Exercise goal — Return the listing below in full, with every line exactly as it is.

···

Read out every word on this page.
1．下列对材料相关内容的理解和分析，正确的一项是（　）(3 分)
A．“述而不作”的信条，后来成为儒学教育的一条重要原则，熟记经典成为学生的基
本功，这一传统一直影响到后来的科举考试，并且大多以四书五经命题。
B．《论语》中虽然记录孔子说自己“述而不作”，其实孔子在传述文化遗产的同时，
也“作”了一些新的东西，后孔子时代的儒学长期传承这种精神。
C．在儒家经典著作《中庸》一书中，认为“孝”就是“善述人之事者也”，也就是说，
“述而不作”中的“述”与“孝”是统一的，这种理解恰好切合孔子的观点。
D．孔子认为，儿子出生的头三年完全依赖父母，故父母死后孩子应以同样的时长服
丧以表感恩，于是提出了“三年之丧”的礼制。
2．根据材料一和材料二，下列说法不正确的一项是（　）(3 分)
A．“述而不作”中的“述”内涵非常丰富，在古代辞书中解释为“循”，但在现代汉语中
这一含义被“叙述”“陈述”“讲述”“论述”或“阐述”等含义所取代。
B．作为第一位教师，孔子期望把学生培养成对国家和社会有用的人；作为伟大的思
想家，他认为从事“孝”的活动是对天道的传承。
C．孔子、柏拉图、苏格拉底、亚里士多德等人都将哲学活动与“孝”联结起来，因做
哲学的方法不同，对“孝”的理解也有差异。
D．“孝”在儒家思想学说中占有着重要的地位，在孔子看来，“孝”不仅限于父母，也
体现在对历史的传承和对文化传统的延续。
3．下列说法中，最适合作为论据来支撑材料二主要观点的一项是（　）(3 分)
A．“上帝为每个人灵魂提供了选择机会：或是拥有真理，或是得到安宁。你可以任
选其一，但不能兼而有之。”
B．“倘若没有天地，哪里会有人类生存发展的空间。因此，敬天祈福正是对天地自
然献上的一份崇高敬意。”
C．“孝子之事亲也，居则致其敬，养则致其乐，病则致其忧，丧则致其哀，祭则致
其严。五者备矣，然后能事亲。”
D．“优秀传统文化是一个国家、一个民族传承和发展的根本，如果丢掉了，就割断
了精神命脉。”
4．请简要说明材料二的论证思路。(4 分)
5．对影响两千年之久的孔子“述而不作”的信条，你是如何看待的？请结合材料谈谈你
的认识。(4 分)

···

Written solution —
Read out every word on this page.
1．下列对材料相关内容的理解和分析，正确的一项是（　）(3 分)
A．“述而不作”的信条，后来成为儒学教育的一条重要原则，熟记经典成为学生的基
本功，这一传统一直影响到后来的科举考试，并且大多以四书五经命题。
B．《论语》中虽然记录孔子说自己“述而不作”，其实孔子在传述文化遗产的同时，
也“作”了一些新的东西，后孔子时代的儒学长期传承这种精神。
C．在儒家经典著作《中庸》一书中，认为“孝”就是“善述人之事者也”，也就是说，
“述而不作”中的“述”与“孝”是统一的，这种理解恰好切合孔子的观点。
D．孔子认为，儿子出生的头三年完全依赖父母，故父母死后孩子应以同样的时长服
丧以表感恩，于是提出了“三年之丧”的礼制。
2．根据材料一和材料二，下列说法不正确的一项是（　）(3 分)
A．“述而不作”中的“述”内涵非常丰富，在古代辞书中解释为“循”，但在现代汉语中
这一含义被“叙述”“陈述”“讲述”“论述”或“阐述”等含义所取代。
B．作为第一位教师，孔子期望把学生培养成对国家和社会有用的人；作为伟大的思
想家，他认为从事“孝”的活动是对天道的传承。
C．孔子、柏拉图、苏格拉底、亚里士多德等人都将哲学活动与“孝”联结起来，因做
哲学的方法不同，对“孝”的理解也有差异。
D．“孝”在儒家思想学说中占有着重要的地位，在孔子看来，“孝”不仅限于父母，也
体现在对历史的传承和对文化传统的延续。
3．下列说法中，最适合作为论据来支撑材料二主要观点的一项是（　）(3 分)
A．“上帝为每个人灵魂提供了选择机会：或是拥有真理，或是得到安宁。你可以任
选其一，但不能兼而有之。”
B．“倘若没有天地，哪里会有人类生存发展的空间。因此，敬天祈福正是对天地自
然献上的一份崇高敬意。”
C．“孝子之事亲也，居则致其敬，养则致其乐，病则致其忧，丧则致其哀，祭则致
其严。五者备矣，然后能事亲。”
D．“优秀传统文化是一个国家、一个民族传承和发展的根本，如果丢掉了，就割断
了精神命脉。”
4．请简要说明材料二的论证思路。(4 分)
5．对影响两千年之久的孔子“述而不作”的信条，你是如何看待的？请结合材料谈谈你
的认识。(4 分)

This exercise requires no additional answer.